(Structured figure records)
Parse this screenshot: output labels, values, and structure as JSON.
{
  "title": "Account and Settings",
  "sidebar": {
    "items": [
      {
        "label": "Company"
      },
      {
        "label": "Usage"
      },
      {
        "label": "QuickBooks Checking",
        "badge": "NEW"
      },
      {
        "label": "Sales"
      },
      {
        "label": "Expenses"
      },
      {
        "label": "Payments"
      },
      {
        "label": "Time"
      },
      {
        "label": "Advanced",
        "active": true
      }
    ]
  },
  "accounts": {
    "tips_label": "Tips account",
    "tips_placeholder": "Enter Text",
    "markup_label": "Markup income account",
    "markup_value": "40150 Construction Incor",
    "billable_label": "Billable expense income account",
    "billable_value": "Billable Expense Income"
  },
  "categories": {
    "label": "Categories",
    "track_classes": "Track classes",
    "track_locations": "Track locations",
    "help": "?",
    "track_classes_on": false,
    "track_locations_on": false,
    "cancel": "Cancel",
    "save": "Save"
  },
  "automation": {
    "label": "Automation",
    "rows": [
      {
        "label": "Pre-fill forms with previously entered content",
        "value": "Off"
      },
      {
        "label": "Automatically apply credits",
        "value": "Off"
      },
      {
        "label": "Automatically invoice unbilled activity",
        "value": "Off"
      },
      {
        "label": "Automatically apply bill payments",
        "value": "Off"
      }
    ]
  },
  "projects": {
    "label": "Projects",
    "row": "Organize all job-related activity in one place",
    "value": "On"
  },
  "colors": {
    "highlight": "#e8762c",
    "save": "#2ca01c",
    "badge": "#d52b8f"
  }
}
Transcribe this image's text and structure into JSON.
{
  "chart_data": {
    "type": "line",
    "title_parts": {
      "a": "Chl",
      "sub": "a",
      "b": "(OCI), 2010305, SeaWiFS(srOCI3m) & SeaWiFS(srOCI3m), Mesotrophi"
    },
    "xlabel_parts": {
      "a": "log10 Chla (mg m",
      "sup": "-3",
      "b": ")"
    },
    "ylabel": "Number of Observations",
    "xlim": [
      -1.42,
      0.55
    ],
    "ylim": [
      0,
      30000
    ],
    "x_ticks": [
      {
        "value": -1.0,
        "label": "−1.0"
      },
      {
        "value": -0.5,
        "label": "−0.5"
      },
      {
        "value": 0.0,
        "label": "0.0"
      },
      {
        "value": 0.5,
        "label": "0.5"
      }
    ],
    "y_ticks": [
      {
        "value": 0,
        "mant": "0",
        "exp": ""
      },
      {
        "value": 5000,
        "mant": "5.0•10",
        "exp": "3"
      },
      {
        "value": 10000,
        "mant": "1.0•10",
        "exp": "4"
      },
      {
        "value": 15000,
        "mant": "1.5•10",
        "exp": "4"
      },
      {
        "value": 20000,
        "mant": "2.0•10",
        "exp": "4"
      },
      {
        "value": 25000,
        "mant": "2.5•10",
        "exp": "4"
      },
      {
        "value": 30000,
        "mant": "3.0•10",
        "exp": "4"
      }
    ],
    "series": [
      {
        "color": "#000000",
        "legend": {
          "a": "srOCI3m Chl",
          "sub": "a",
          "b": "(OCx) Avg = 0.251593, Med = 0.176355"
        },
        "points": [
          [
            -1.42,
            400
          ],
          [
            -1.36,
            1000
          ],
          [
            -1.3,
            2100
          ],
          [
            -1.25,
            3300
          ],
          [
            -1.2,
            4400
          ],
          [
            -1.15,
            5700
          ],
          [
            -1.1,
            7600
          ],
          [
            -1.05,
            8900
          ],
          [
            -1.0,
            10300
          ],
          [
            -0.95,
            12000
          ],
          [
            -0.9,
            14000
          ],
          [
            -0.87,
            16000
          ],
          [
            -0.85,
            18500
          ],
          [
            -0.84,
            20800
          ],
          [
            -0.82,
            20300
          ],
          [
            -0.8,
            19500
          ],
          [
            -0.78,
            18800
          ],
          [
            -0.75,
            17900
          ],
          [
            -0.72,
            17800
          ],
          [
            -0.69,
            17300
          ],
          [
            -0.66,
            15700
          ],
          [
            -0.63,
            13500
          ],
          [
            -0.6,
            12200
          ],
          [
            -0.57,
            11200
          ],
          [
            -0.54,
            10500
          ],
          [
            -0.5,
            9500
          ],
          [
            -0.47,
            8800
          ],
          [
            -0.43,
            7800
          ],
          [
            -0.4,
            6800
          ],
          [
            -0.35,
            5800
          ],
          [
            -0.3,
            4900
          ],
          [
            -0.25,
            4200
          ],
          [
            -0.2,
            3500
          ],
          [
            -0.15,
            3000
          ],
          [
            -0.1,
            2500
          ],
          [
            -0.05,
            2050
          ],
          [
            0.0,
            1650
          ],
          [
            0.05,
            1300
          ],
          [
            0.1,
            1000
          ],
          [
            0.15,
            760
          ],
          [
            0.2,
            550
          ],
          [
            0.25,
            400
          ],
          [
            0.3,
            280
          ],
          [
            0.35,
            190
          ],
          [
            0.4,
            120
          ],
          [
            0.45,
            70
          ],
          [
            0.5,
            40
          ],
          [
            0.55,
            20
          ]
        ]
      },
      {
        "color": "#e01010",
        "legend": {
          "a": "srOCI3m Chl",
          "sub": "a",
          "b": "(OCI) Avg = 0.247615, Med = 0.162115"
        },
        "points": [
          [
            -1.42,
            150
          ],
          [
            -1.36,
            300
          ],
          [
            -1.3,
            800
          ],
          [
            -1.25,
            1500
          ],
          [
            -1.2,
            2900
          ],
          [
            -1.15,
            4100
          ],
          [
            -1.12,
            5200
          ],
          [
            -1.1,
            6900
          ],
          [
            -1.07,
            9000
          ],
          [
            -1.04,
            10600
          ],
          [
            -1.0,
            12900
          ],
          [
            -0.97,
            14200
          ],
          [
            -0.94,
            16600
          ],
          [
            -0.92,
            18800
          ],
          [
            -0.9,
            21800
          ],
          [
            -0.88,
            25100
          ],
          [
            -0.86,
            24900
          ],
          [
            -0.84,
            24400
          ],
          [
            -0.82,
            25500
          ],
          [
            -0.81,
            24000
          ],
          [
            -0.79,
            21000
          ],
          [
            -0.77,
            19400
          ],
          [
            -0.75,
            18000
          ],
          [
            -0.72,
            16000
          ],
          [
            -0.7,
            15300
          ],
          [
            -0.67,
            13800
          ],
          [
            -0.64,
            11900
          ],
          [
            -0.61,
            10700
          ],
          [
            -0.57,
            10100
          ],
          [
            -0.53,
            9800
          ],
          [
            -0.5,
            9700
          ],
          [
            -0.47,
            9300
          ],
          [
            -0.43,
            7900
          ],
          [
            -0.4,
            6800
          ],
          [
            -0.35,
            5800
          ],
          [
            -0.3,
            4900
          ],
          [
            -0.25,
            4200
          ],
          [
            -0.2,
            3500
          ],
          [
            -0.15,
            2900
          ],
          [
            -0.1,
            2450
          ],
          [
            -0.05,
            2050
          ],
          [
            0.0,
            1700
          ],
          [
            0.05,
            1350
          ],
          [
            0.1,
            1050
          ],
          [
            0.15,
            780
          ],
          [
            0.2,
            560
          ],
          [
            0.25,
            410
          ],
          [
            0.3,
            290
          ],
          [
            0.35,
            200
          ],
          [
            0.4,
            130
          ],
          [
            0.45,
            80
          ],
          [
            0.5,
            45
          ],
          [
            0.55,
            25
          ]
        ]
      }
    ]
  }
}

:: DIRECTIONS FOR THIS TASK ::
Your answer should be one number: how many lines of the listing include the word "mant".

:: SOLUTION ::
7